====== Provided data
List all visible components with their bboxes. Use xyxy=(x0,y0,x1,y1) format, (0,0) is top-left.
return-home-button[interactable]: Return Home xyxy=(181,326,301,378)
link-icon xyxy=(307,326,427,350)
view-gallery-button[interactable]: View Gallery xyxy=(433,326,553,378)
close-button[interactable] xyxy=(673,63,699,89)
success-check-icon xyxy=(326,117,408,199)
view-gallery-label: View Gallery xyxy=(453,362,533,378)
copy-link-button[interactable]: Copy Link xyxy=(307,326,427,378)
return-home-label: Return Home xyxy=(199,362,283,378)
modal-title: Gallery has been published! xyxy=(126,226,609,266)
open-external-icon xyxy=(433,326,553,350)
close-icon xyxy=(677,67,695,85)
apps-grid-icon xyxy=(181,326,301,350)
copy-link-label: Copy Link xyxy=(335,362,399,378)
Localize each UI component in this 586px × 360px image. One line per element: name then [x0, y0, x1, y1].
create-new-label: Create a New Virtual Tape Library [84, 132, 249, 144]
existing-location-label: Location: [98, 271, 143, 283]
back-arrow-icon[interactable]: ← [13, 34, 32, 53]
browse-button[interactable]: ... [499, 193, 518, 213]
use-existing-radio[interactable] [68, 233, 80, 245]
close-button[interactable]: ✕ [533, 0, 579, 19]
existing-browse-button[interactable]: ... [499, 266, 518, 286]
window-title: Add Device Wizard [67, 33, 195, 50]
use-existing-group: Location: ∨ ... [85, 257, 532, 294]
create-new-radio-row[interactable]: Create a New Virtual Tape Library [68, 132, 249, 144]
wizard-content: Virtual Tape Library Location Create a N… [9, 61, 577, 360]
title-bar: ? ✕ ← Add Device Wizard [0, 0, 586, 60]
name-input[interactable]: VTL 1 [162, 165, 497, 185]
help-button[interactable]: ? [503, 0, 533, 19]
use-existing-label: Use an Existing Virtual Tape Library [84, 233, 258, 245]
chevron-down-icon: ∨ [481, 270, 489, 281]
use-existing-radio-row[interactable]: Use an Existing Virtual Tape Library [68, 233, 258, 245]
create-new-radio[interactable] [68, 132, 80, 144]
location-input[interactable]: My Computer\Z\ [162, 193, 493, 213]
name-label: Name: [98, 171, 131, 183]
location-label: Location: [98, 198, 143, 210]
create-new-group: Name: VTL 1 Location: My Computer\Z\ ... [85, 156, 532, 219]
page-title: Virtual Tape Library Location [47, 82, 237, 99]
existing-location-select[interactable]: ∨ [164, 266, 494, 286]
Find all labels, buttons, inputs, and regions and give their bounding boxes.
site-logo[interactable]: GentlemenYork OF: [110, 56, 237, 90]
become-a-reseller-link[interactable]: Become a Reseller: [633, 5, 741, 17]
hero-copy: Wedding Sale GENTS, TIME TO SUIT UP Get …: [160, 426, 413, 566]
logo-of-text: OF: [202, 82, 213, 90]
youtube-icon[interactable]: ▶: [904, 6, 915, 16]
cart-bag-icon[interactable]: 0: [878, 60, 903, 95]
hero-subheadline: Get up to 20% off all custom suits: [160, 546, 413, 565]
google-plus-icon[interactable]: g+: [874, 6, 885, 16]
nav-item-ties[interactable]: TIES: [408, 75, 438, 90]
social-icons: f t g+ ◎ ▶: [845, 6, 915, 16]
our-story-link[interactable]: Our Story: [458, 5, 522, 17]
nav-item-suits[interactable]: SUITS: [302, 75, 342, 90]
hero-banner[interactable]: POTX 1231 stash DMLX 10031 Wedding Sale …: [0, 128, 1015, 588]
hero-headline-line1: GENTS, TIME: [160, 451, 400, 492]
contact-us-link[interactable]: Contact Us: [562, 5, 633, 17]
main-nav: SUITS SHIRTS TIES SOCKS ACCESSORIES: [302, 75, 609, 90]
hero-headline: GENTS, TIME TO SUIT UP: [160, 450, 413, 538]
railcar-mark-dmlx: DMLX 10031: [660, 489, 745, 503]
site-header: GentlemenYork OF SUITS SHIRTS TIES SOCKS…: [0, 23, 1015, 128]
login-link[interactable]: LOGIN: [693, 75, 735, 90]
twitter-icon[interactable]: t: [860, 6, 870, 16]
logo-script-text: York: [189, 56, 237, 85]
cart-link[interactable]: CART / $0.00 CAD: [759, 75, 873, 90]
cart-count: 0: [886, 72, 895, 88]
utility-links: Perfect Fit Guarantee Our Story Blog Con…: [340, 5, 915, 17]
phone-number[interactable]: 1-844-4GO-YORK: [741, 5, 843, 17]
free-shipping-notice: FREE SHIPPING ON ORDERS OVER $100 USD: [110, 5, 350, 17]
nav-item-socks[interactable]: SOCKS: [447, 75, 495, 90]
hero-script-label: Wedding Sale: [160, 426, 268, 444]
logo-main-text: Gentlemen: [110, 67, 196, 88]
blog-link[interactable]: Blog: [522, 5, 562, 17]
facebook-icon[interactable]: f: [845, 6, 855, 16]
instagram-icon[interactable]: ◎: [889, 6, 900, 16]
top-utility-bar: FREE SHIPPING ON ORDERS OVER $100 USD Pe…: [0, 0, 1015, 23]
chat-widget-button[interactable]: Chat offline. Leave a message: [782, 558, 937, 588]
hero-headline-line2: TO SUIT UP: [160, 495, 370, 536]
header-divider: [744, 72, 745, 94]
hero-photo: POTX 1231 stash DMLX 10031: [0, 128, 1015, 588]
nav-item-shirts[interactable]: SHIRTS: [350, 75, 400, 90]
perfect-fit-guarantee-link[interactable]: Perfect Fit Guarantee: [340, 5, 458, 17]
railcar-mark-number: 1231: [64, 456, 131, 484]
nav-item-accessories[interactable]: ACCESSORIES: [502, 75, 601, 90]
============
What to work on ▸ Copy out every line of the data above precisely as it stands.

Full output ▸
List all visible components with their bboxes. Use xyxy=(x0,y0,x1,y1) format, (0,0) is top-left.
return-home-button[interactable]: Return Home xyxy=(181,326,301,378)
link-icon xyxy=(307,326,427,350)
view-gallery-button[interactable]: View Gallery xyxy=(433,326,553,378)
close-button[interactable] xyxy=(673,63,699,89)
success-check-icon xyxy=(326,117,408,199)
view-gallery-label: View Gallery xyxy=(453,362,533,378)
copy-link-button[interactable]: Copy Link xyxy=(307,326,427,378)
return-home-label: Return Home xyxy=(199,362,283,378)
modal-title: Gallery has been published! xyxy=(126,226,609,266)
open-external-icon xyxy=(433,326,553,350)
close-icon xyxy=(677,67,695,85)
apps-grid-icon xyxy=(181,326,301,350)
copy-link-label: Copy Link xyxy=(335,362,399,378)
Localize each UI component in this 586px × 360px image. One line per element: name then [x0, y0, x1, y1].
create-new-label: Create a New Virtual Tape Library [84, 132, 249, 144]
existing-location-label: Location: [98, 271, 143, 283]
back-arrow-icon[interactable]: ← [13, 34, 32, 53]
browse-button[interactable]: ... [499, 193, 518, 213]
use-existing-radio[interactable] [68, 233, 80, 245]
close-button[interactable]: ✕ [533, 0, 579, 19]
existing-browse-button[interactable]: ... [499, 266, 518, 286]
window-title: Add Device Wizard [67, 33, 195, 50]
use-existing-group: Location: ∨ ... [85, 257, 532, 294]
create-new-radio-row[interactable]: Create a New Virtual Tape Library [68, 132, 249, 144]
wizard-content: Virtual Tape Library Location Create a N… [9, 61, 577, 360]
title-bar: ? ✕ ← Add Device Wizard [0, 0, 586, 60]
name-input[interactable]: VTL 1 [162, 165, 497, 185]
help-button[interactable]: ? [503, 0, 533, 19]
use-existing-label: Use an Existing Virtual Tape Library [84, 233, 258, 245]
chevron-down-icon: ∨ [481, 270, 489, 281]
use-existing-radio-row[interactable]: Use an Existing Virtual Tape Library [68, 233, 258, 245]
create-new-radio[interactable] [68, 132, 80, 144]
location-input[interactable]: My Computer\Z\ [162, 193, 493, 213]
name-label: Name: [98, 171, 131, 183]
location-label: Location: [98, 198, 143, 210]
create-new-group: Name: VTL 1 Location: My Computer\Z\ ... [85, 156, 532, 219]
page-title: Virtual Tape Library Location [47, 82, 237, 99]
existing-location-select[interactable]: ∨ [164, 266, 494, 286]
Find all labels, buttons, inputs, and regions and give their bounding boxes.
site-logo[interactable]: GentlemenYork OF: [110, 56, 237, 90]
become-a-reseller-link[interactable]: Become a Reseller: [633, 5, 741, 17]
hero-copy: Wedding Sale GENTS, TIME TO SUIT UP Get …: [160, 426, 413, 566]
logo-of-text: OF: [202, 82, 213, 90]
youtube-icon[interactable]: ▶: [904, 6, 915, 16]
cart-bag-icon[interactable]: 0: [878, 60, 903, 95]
hero-subheadline: Get up to 20% off all custom suits: [160, 546, 413, 565]
google-plus-icon[interactable]: g+: [874, 6, 885, 16]
nav-item-ties[interactable]: TIES: [408, 75, 438, 90]
social-icons: f t g+ ◎ ▶: [845, 6, 915, 16]
our-story-link[interactable]: Our Story: [458, 5, 522, 17]
nav-item-suits[interactable]: SUITS: [302, 75, 342, 90]
hero-banner[interactable]: POTX 1231 stash DMLX 10031 Wedding Sale …: [0, 128, 1015, 588]
hero-headline-line1: GENTS, TIME: [160, 451, 400, 492]
contact-us-link[interactable]: Contact Us: [562, 5, 633, 17]
main-nav: SUITS SHIRTS TIES SOCKS ACCESSORIES: [302, 75, 609, 90]
hero-headline: GENTS, TIME TO SUIT UP: [160, 450, 413, 538]
railcar-mark-dmlx: DMLX 10031: [660, 489, 745, 503]
site-header: GentlemenYork OF SUITS SHIRTS TIES SOCKS…: [0, 23, 1015, 128]
login-link[interactable]: LOGIN: [693, 75, 735, 90]
twitter-icon[interactable]: t: [860, 6, 870, 16]
logo-script-text: York: [189, 56, 237, 85]
cart-link[interactable]: CART / $0.00 CAD: [759, 75, 873, 90]
cart-count: 0: [886, 72, 895, 88]
utility-links: Perfect Fit Guarantee Our Story Blog Con…: [340, 5, 915, 17]
phone-number[interactable]: 1-844-4GO-YORK: [741, 5, 843, 17]
free-shipping-notice: FREE SHIPPING ON ORDERS OVER $100 USD: [110, 5, 350, 17]
nav-item-socks[interactable]: SOCKS: [447, 75, 495, 90]
hero-script-label: Wedding Sale: [160, 426, 268, 444]
logo-main-text: Gentlemen: [110, 67, 196, 88]
blog-link[interactable]: Blog: [522, 5, 562, 17]
facebook-icon[interactable]: f: [845, 6, 855, 16]
instagram-icon[interactable]: ◎: [889, 6, 900, 16]
top-utility-bar: FREE SHIPPING ON ORDERS OVER $100 USD Pe…: [0, 0, 1015, 23]
chat-widget-button[interactable]: Chat offline. Leave a message: [782, 558, 937, 588]
hero-headline-line2: TO SUIT UP: [160, 495, 370, 536]
header-divider: [744, 72, 745, 94]
hero-photo: POTX 1231 stash DMLX 10031: [0, 128, 1015, 588]
nav-item-shirts[interactable]: SHIRTS: [350, 75, 400, 90]
perfect-fit-guarantee-link[interactable]: Perfect Fit Guarantee: [340, 5, 458, 17]
railcar-mark-number: 1231: [64, 456, 131, 484]
nav-item-accessories[interactable]: ACCESSORIES: [502, 75, 601, 90]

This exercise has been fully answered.